◆ **EXERCISE BRIEF**
Swap every "elements" for "items" in the listing, from its first line through the line holding "423, 321, 442]", inclusive. Write out only those lines again, with nothing else changed.

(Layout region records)

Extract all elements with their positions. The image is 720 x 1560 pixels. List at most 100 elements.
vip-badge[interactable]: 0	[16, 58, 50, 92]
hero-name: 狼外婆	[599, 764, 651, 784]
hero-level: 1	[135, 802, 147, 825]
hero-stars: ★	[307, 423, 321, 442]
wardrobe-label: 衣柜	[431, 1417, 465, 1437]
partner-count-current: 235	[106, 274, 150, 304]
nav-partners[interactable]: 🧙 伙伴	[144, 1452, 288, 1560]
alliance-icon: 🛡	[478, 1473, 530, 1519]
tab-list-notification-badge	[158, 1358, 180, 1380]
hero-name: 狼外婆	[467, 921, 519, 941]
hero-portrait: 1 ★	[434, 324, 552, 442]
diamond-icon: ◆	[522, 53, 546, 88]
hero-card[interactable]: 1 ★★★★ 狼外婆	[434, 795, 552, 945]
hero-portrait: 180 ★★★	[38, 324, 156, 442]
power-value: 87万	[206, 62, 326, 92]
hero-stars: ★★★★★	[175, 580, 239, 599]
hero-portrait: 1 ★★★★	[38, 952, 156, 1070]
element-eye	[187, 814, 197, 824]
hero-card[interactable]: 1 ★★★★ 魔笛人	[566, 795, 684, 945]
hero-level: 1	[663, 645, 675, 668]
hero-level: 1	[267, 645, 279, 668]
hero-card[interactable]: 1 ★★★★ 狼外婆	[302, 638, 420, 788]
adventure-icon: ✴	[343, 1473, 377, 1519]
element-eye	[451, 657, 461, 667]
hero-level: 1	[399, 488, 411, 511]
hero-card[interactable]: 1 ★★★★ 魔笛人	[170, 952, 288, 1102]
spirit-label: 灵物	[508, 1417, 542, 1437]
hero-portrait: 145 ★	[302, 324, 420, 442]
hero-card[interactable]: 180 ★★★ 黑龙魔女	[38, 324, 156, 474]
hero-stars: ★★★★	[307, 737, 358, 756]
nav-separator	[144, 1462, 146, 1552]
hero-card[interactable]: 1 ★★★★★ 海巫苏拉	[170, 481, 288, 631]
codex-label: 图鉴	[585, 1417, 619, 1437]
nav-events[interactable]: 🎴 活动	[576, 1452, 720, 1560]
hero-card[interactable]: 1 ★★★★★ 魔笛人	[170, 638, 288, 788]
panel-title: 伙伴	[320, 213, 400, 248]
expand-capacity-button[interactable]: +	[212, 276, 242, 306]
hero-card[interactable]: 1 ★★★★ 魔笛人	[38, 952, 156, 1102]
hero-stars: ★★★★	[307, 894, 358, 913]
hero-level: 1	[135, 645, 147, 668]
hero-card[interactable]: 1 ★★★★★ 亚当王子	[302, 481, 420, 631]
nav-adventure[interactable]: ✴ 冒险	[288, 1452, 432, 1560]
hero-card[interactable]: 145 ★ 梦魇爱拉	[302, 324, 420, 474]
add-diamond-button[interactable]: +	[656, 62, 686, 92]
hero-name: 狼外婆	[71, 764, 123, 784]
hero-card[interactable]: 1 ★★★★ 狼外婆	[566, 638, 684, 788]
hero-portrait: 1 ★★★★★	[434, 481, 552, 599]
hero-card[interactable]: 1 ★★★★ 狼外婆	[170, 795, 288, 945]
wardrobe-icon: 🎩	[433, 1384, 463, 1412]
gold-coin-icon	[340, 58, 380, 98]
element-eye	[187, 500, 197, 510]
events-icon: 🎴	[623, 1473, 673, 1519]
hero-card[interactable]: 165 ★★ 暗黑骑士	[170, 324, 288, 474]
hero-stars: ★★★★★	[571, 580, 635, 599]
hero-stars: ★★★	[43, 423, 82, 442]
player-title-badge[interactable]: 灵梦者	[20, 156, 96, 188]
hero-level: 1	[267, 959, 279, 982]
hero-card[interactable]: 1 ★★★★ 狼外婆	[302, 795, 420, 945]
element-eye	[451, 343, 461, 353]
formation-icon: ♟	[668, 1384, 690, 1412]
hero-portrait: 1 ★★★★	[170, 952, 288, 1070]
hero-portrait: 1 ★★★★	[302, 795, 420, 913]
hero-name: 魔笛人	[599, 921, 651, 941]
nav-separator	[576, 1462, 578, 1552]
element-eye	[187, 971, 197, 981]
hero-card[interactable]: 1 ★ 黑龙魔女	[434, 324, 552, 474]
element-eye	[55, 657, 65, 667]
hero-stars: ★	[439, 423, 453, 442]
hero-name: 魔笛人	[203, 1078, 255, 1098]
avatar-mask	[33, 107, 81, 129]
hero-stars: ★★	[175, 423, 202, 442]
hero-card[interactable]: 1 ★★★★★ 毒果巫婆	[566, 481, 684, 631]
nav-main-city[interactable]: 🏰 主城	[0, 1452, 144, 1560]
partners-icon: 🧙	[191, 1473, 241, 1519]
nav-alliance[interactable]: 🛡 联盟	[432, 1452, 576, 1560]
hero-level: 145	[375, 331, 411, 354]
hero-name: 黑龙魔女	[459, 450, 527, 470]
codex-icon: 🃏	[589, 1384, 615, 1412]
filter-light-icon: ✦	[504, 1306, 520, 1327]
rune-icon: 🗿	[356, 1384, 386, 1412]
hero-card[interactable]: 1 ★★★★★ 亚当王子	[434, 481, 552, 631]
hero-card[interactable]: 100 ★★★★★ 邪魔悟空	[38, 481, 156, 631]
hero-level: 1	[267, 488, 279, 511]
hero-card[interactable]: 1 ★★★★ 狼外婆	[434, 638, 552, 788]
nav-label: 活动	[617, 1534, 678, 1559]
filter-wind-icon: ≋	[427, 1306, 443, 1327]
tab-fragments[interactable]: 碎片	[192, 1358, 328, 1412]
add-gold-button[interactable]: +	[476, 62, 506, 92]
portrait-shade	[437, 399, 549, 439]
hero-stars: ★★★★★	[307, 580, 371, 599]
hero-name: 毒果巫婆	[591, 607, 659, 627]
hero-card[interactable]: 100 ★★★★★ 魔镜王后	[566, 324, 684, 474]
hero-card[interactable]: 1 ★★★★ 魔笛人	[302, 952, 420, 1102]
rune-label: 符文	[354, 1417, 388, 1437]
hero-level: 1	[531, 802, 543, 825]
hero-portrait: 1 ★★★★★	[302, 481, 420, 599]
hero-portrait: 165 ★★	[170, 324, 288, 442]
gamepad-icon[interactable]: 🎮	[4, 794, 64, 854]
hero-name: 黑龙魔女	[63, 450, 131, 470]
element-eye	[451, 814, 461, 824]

◆ **RESULT FOR THIS TASK**
Extract all items with their positions. The image is 720 x 1560 pixels. List at most 100 items.
vip-badge[interactable]: 0	[16, 58, 50, 92]
hero-name: 狼外婆	[599, 764, 651, 784]
hero-level: 1	[135, 802, 147, 825]
hero-stars: ★	[307, 423, 321, 442]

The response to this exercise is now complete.